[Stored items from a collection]
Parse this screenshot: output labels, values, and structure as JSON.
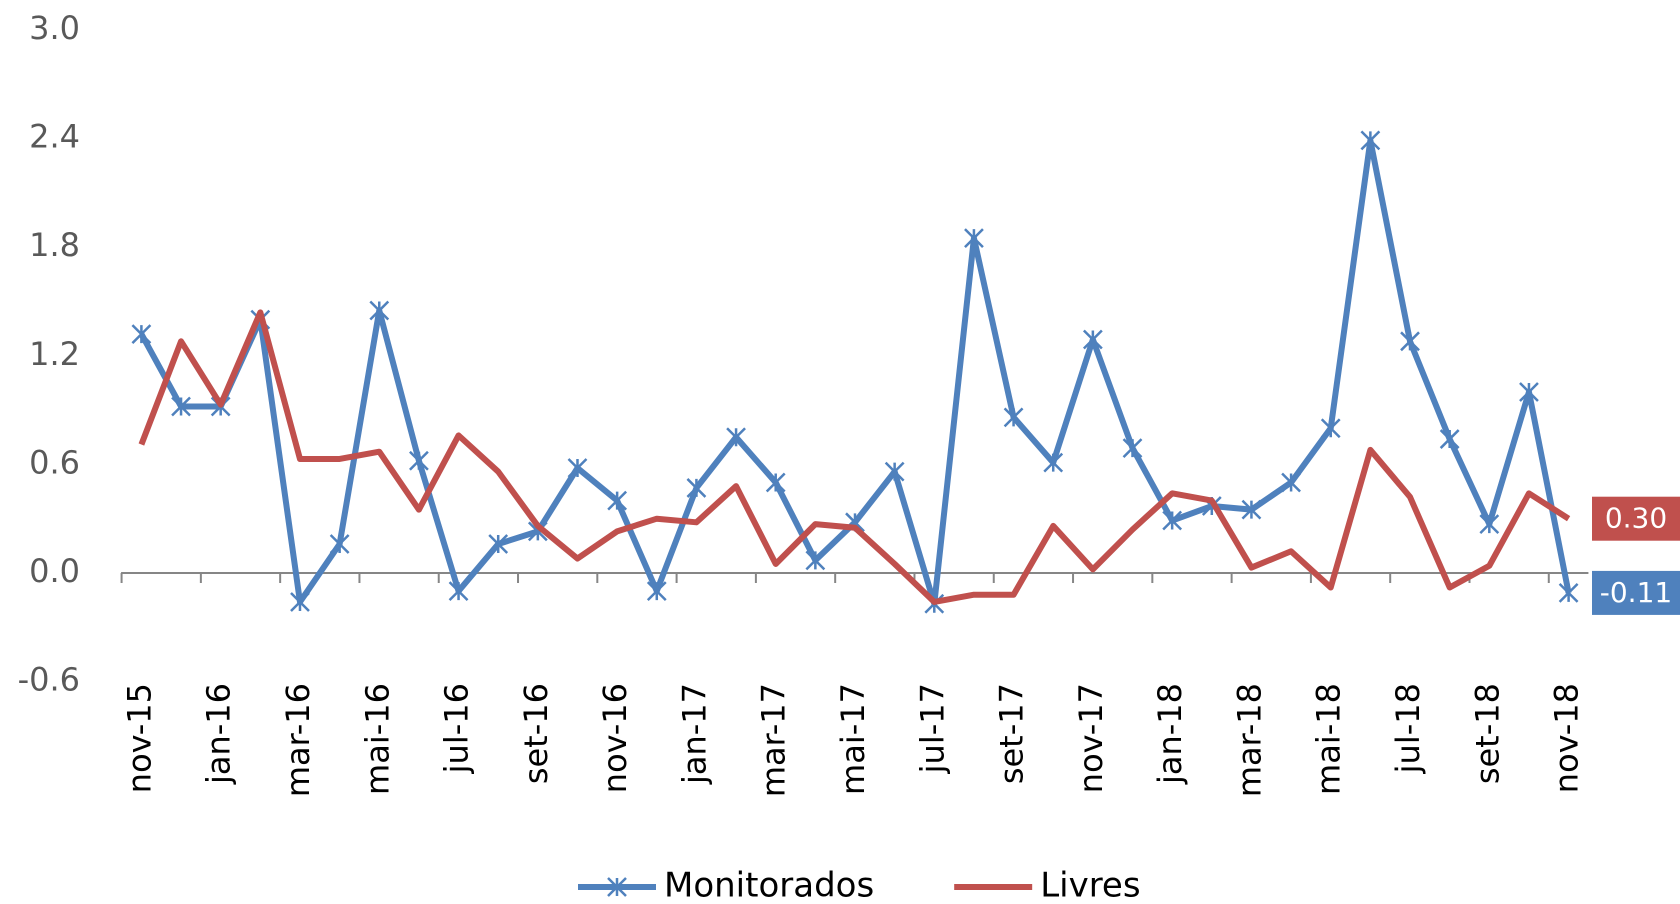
{
  "chart_data": {
    "type": "line",
    "categories": [
      "nov-15",
      null,
      "jan-16",
      null,
      "mar-16",
      null,
      "mai-16",
      null,
      "jul-16",
      null,
      "set-16",
      null,
      "nov-16",
      null,
      "jan-17",
      null,
      "mar-17",
      null,
      "mai-17",
      null,
      "jul-17",
      null,
      "set-17",
      null,
      "nov-17",
      null,
      "jan-18",
      null,
      "mar-18",
      null,
      "mai-18",
      null,
      "jul-18",
      null,
      "set-18",
      null,
      "nov-18"
    ],
    "series": [
      {
        "name": "Monitorados",
        "color": "#4f81bd",
        "marker": "x",
        "values": [
          1.32,
          0.92,
          0.92,
          1.4,
          -0.16,
          0.16,
          1.45,
          0.62,
          -0.1,
          0.16,
          0.23,
          0.58,
          0.4,
          -0.1,
          0.47,
          0.75,
          0.5,
          0.07,
          0.28,
          0.56,
          -0.17,
          1.85,
          0.86,
          0.61,
          1.29,
          0.69,
          0.29,
          0.37,
          0.35,
          0.5,
          0.8,
          2.39,
          1.28,
          0.74,
          0.27,
          1.0,
          -0.11
        ],
        "value_labels": [
          null,
          null,
          null,
          null,
          null,
          null,
          null,
          null,
          null,
          null,
          null,
          null,
          null,
          null,
          null,
          null,
          null,
          null,
          null,
          null,
          null,
          null,
          null,
          null,
          null,
          null,
          null,
          null,
          null,
          null,
          null,
          null,
          null,
          null,
          null,
          null,
          "-0.11"
        ]
      },
      {
        "name": "Livres",
        "color": "#c0504d",
        "values": [
          0.71,
          1.28,
          0.93,
          1.44,
          0.63,
          0.63,
          0.67,
          0.35,
          0.76,
          0.56,
          0.26,
          0.08,
          0.23,
          0.3,
          0.28,
          0.48,
          0.05,
          0.27,
          0.25,
          0.05,
          -0.16,
          -0.12,
          -0.12,
          0.26,
          0.02,
          0.24,
          0.44,
          0.4,
          0.03,
          0.12,
          -0.08,
          0.68,
          0.42,
          -0.08,
          0.04,
          0.44,
          0.3
        ],
        "value_labels": [
          null,
          null,
          null,
          null,
          null,
          null,
          null,
          null,
          null,
          null,
          null,
          null,
          null,
          null,
          null,
          null,
          null,
          null,
          null,
          null,
          null,
          null,
          null,
          null,
          null,
          null,
          null,
          null,
          null,
          null,
          null,
          null,
          null,
          null,
          null,
          null,
          "0.30"
        ]
      }
    ],
    "ylim": [
      -0.6,
      3.0
    ],
    "yticks": [
      {
        "value": -0.6,
        "label": "-0.6"
      },
      {
        "value": 0,
        "label": "0.0"
      },
      {
        "value": 0.6,
        "label": "0.6"
      },
      {
        "value": 1.2,
        "label": "1.2"
      },
      {
        "value": 1.8,
        "label": "1.8"
      },
      {
        "value": 2.4,
        "label": "2.4"
      },
      {
        "value": 3.0,
        "label": "3.0"
      }
    ],
    "legend": "bottom"
  }
}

Aim of the task: Pictures are to be left out; all else in the entries above is to be quoted exactly.

Answer to this task:
Parse this screenshot: output labels, values, and structure as JSON.
{
  "chart_data": {
    "type": "line",
    "categories": [
      "nov-15",
      null,
      "jan-16",
      null,
      "mar-16",
      null,
      "mai-16",
      null,
      "jul-16",
      null,
      "set-16",
      null,
      "nov-16",
      null,
      "jan-17",
      null,
      "mar-17",
      null,
      "mai-17",
      null,
      "jul-17",
      null,
      "set-17",
      null,
      "nov-17",
      null,
      "jan-18",
      null,
      "mar-18",
      null,
      "mai-18",
      null,
      "jul-18",
      null,
      "set-18",
      null,
      "nov-18"
    ],
    "series": [
      {
        "name": "Monitorados",
        "color": "#4f81bd",
        "marker": "x",
        "values": [
          1.32,
          0.92,
          0.92,
          1.4,
          -0.16,
          0.16,
          1.45,
          0.62,
          -0.1,
          0.16,
          0.23,
          0.58,
          0.4,
          -0.1,
          0.47,
          0.75,
          0.5,
          0.07,
          0.28,
          0.56,
          -0.17,
          1.85,
          0.86,
          0.61,
          1.29,
          0.69,
          0.29,
          0.37,
          0.35,
          0.5,
          0.8,
          2.39,
          1.28,
          0.74,
          0.27,
          1.0,
          -0.11
        ],
        "value_labels": [
          null,
          null,
          null,
          null,
          null,
          null,
          null,
          null,
          null,
          null,
          null,
          null,
          null,
          null,
          null,
          null,
          null,
          null,
          null,
          null,
          null,
          null,
          null,
          null,
          null,
          null,
          null,
          null,
          null,
          null,
          null,
          null,
          null,
          null,
          null,
          null,
          "-0.11"
        ]
      },
      {
        "name": "Livres",
        "color": "#c0504d",
        "values": [
          0.71,
          1.28,
          0.93,
          1.44,
          0.63,
          0.63,
          0.67,
          0.35,
          0.76,
          0.56,
          0.26,
          0.08,
          0.23,
          0.3,
          0.28,
          0.48,
          0.05,
          0.27,
          0.25,
          0.05,
          -0.16,
          -0.12,
          -0.12,
          0.26,
          0.02,
          0.24,
          0.44,
          0.4,
          0.03,
          0.12,
          -0.08,
          0.68,
          0.42,
          -0.08,
          0.04,
          0.44,
          0.3
        ],
        "value_labels": [
          null,
          null,
          null,
          null,
          null,
          null,
          null,
          null,
          null,
          null,
          null,
          null,
          null,
          null,
          null,
          null,
          null,
          null,
          null,
          null,
          null,
          null,
          null,
          null,
          null,
          null,
          null,
          null,
          null,
          null,
          null,
          null,
          null,
          null,
          null,
          null,
          "0.30"
        ]
      }
    ],
    "ylim": [
      -0.6,
      3.0
    ],
    "yticks": [
      {
        "value": -0.6,
        "label": "-0.6"
      },
      {
        "value": 0,
        "label": "0.0"
      },
      {
        "value": 0.6,
        "label": "0.6"
      },
      {
        "value": 1.2,
        "label": "1.2"
      },
      {
        "value": 1.8,
        "label": "1.8"
      },
      {
        "value": 2.4,
        "label": "2.4"
      },
      {
        "value": 3.0,
        "label": "3.0"
      }
    ],
    "legend": "bottom"
  }
}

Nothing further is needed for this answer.